◆ Instructions to follow: Determine how many lines include "marker". Give the number and nothing else.

>> Start Records

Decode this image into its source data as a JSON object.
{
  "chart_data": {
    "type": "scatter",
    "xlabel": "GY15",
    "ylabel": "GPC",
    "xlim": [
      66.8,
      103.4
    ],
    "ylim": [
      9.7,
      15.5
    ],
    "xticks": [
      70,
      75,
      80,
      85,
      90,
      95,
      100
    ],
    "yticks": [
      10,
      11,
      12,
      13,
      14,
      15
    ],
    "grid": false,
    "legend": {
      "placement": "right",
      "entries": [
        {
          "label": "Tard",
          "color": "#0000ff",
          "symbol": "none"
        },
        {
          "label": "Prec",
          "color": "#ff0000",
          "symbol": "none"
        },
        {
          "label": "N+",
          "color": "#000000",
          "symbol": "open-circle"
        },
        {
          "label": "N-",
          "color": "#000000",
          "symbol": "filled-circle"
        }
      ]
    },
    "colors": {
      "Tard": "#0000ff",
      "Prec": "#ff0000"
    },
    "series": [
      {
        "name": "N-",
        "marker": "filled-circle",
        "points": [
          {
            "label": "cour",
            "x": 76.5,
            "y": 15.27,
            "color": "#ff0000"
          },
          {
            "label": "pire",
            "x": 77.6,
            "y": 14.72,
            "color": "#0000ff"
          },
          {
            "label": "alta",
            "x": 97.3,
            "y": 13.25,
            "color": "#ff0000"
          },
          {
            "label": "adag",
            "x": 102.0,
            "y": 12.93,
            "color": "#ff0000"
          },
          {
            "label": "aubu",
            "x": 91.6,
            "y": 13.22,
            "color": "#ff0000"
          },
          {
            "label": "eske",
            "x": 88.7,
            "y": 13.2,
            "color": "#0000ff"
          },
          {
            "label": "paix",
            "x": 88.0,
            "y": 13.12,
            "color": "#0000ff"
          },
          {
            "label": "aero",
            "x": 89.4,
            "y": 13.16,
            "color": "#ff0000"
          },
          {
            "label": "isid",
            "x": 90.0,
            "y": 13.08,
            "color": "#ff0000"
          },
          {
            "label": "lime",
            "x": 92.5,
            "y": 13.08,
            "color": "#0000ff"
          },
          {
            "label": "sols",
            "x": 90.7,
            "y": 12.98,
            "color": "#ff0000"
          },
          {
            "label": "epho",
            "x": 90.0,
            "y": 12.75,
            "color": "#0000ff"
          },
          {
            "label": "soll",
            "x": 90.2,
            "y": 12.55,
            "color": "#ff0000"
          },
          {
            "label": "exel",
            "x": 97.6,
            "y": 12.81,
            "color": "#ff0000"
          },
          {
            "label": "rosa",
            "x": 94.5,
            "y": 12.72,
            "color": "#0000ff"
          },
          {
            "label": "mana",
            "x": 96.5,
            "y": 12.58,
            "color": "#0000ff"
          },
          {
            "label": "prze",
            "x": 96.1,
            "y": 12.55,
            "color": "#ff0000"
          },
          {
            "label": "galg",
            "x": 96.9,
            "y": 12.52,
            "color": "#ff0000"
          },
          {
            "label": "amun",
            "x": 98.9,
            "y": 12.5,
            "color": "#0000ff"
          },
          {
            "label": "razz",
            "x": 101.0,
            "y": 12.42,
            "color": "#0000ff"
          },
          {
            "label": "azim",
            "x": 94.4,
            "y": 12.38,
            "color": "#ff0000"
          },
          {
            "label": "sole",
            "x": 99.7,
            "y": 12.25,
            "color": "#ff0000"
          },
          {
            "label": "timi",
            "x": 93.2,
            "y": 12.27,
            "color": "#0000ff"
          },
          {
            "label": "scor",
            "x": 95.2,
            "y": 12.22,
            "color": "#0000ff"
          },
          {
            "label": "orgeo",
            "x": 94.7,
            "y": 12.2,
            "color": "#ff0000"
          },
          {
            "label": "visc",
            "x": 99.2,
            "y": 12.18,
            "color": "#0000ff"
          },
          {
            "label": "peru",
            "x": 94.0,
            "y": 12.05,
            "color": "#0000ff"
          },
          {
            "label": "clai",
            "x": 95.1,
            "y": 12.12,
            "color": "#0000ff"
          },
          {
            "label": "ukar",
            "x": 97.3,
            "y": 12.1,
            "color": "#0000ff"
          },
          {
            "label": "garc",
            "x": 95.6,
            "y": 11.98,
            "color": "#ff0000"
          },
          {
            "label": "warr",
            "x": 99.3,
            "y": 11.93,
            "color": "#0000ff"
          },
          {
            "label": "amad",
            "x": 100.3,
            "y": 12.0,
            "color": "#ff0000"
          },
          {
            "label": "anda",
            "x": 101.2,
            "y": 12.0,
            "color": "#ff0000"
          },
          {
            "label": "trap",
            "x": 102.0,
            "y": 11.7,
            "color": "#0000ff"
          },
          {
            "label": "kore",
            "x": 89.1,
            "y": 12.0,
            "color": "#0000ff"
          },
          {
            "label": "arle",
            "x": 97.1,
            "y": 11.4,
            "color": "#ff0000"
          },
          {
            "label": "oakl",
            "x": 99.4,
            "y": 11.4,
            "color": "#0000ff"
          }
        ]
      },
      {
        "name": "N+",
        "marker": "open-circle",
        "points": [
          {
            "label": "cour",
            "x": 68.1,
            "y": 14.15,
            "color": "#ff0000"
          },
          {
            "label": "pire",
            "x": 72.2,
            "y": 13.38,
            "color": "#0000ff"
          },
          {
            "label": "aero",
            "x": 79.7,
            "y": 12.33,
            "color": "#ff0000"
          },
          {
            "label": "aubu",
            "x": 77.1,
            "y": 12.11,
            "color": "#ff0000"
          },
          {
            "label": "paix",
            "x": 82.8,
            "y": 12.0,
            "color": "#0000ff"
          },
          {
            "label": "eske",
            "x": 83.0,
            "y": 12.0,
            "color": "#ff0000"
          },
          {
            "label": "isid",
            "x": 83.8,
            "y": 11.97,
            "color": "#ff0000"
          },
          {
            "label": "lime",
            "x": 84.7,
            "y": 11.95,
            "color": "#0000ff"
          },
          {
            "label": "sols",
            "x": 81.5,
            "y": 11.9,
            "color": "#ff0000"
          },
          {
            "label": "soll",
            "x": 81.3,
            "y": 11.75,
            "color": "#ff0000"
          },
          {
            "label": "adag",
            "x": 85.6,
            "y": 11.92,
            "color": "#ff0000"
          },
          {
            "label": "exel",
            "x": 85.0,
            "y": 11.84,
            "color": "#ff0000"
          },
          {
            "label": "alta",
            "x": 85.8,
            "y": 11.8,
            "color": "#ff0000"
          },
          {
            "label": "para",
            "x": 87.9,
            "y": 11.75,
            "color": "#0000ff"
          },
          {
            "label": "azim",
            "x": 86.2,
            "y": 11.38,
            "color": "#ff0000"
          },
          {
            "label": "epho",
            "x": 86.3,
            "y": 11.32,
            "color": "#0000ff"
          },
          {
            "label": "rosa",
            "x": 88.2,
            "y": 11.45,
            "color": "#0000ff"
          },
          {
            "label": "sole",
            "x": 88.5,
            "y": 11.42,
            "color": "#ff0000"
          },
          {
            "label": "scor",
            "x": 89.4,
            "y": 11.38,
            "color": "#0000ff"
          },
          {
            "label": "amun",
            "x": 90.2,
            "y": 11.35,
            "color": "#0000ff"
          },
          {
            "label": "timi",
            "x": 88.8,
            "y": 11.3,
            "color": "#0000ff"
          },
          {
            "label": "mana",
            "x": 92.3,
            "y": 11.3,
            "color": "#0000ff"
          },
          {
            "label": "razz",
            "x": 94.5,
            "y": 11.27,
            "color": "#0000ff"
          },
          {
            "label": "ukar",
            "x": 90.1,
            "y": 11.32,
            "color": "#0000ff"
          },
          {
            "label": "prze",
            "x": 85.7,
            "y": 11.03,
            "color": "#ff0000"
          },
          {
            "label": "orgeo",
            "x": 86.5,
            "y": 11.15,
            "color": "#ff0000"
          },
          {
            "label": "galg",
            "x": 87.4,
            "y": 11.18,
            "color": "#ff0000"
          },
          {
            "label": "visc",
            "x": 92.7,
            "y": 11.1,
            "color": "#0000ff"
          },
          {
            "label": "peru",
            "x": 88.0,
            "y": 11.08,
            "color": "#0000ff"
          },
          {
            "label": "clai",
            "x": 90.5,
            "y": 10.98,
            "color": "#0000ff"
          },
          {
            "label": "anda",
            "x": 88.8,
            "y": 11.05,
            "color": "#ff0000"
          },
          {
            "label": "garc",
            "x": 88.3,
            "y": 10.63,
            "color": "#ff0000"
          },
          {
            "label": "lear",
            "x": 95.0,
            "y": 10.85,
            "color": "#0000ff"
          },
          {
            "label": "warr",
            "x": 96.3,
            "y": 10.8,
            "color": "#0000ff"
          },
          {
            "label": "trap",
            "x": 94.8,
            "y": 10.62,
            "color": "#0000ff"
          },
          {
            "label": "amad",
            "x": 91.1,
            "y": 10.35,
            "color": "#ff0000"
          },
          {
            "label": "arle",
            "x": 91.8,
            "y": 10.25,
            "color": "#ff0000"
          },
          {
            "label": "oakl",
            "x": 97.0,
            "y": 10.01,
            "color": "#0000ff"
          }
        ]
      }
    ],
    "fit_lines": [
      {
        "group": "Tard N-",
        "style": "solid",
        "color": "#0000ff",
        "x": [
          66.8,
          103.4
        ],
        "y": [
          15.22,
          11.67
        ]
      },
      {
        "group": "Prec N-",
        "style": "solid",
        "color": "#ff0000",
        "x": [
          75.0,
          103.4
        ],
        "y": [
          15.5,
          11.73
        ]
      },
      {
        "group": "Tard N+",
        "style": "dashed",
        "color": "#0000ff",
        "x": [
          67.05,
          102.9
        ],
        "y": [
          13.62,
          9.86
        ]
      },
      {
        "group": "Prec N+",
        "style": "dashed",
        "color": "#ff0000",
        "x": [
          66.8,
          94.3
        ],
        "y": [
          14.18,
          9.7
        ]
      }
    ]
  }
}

>> End Records

◆ Result of this task: 2